• Work instructions:
Locate each line containing the string "Shutterstock" and copy it out.
==== Record excerpts ====
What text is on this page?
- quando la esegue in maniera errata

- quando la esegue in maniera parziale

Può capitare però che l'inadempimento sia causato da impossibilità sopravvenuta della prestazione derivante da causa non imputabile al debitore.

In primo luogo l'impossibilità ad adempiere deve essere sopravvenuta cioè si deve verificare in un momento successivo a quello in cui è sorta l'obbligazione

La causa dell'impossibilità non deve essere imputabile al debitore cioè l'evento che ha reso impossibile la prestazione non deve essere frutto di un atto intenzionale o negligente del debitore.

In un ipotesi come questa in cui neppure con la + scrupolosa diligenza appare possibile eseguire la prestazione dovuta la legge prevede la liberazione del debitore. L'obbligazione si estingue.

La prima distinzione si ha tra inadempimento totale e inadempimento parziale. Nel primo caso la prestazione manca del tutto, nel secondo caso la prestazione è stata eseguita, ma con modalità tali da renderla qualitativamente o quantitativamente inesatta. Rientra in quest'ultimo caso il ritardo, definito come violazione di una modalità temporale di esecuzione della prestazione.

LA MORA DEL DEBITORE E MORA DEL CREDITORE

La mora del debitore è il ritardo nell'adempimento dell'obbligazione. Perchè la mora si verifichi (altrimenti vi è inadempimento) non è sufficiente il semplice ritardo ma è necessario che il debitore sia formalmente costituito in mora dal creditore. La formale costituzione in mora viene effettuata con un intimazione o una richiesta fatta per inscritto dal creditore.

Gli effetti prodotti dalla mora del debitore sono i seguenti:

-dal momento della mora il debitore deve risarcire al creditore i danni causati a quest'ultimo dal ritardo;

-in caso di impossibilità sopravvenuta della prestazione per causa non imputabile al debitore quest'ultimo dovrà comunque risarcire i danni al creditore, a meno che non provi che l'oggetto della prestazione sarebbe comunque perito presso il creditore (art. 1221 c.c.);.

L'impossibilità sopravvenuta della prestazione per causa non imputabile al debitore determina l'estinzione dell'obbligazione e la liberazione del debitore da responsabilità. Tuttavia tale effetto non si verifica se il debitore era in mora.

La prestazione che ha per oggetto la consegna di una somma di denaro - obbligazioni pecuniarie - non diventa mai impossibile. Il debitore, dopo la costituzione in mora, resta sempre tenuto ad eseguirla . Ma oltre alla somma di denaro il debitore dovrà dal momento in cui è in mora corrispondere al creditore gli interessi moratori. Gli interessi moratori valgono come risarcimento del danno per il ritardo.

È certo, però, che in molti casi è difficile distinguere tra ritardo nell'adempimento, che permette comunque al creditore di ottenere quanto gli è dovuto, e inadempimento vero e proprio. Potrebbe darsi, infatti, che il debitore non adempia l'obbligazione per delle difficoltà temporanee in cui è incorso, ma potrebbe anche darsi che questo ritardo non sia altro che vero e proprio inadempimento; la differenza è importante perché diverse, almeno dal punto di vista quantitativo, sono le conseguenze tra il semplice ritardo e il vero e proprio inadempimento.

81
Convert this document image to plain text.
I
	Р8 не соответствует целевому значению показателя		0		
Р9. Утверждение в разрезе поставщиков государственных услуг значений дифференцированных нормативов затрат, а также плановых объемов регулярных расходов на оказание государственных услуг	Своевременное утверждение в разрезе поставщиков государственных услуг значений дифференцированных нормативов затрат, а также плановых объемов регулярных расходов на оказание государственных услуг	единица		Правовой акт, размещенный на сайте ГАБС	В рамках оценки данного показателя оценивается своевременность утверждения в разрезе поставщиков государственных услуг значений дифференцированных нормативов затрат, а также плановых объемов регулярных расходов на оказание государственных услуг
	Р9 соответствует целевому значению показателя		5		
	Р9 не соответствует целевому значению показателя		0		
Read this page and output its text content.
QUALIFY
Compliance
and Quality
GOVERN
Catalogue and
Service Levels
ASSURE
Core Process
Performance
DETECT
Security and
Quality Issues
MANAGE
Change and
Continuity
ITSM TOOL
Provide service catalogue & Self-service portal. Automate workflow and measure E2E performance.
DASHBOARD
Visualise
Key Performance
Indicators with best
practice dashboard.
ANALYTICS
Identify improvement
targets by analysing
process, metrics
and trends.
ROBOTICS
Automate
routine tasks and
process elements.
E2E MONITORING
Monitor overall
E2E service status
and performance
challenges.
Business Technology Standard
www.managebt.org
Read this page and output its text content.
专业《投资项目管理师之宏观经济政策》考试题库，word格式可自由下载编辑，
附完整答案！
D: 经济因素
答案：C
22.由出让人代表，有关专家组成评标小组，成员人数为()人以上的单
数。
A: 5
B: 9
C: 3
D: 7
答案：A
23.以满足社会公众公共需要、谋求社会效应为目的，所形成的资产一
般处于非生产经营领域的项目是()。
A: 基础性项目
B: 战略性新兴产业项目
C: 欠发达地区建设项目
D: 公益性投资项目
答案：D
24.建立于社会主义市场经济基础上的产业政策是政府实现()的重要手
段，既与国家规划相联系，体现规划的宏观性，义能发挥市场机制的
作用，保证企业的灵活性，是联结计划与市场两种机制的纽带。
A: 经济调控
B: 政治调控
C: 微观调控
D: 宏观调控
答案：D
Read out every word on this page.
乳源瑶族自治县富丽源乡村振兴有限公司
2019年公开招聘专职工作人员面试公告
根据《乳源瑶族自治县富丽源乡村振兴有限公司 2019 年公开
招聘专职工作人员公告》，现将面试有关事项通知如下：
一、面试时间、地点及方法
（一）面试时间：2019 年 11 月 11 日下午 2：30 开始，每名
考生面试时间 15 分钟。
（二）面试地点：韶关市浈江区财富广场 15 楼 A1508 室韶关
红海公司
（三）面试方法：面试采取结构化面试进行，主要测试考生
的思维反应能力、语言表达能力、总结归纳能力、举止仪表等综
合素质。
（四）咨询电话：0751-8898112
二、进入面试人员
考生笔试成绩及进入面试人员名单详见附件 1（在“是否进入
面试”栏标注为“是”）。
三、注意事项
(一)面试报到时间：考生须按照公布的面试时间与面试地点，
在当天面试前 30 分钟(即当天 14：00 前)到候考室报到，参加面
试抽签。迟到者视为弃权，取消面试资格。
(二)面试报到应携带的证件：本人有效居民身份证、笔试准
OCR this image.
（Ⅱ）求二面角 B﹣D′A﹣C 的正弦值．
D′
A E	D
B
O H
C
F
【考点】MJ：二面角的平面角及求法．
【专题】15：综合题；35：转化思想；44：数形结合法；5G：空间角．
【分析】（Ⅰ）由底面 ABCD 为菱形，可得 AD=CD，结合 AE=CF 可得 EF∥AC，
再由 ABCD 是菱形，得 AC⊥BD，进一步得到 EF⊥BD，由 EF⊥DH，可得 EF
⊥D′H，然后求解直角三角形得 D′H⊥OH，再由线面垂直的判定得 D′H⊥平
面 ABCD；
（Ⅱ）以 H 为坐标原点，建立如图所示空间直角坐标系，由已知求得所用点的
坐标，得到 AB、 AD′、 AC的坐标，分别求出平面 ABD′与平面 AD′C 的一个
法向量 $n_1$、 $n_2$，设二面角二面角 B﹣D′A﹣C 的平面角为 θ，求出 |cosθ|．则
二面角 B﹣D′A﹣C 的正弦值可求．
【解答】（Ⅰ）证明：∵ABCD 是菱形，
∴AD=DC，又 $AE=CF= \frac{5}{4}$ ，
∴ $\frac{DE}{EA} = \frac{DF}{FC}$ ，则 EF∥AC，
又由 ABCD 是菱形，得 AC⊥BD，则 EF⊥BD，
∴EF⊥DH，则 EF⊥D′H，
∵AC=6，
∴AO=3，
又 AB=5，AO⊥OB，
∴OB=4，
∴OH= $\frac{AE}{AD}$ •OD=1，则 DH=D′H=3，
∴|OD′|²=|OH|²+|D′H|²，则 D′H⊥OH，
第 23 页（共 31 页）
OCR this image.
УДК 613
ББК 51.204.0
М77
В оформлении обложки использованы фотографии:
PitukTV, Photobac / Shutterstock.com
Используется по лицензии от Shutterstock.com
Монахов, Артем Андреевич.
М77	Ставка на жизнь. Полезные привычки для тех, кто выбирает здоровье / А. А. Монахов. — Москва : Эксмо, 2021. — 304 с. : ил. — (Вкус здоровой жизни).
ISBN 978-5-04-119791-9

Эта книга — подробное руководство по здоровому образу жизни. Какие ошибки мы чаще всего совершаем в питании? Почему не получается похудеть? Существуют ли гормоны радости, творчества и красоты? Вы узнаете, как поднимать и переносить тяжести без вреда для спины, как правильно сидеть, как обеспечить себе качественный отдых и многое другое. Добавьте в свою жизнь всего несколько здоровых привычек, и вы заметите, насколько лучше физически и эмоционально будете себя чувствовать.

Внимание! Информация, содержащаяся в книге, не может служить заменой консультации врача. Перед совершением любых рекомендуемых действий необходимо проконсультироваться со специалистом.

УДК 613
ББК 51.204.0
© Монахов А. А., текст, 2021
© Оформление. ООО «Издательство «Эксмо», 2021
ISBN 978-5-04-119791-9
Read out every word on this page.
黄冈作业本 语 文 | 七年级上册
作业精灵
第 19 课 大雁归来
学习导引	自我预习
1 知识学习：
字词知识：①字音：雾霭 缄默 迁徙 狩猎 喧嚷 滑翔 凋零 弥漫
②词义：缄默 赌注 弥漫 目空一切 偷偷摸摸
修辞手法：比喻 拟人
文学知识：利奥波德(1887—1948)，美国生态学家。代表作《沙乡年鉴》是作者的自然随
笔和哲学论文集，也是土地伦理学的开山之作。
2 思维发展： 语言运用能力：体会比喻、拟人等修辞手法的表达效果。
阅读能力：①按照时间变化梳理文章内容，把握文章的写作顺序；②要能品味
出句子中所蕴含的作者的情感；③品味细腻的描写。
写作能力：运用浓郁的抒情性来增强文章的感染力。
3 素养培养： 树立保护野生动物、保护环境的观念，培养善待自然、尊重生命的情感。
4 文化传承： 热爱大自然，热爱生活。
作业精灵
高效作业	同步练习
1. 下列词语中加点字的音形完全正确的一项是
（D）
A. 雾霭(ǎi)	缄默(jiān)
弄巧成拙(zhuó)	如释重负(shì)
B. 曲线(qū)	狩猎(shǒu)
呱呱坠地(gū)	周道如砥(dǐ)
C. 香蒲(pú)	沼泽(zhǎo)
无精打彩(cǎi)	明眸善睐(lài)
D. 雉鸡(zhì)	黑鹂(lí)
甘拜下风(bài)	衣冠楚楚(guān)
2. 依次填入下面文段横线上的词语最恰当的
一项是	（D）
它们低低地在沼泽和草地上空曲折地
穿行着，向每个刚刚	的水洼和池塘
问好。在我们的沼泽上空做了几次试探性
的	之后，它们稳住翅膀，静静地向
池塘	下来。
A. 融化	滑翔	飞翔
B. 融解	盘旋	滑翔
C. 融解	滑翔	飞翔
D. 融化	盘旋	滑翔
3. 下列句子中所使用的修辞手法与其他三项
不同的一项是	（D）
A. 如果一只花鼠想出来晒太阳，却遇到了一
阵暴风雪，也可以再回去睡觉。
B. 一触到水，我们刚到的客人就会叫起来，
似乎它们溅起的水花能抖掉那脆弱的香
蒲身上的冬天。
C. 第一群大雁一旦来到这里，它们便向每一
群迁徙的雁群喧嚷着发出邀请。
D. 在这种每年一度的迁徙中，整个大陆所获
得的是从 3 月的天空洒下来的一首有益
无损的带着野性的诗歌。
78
====
• The answer:
PitukTV, Photobac / Shutterstock.com
Используется по лицензии от Shutterstock.com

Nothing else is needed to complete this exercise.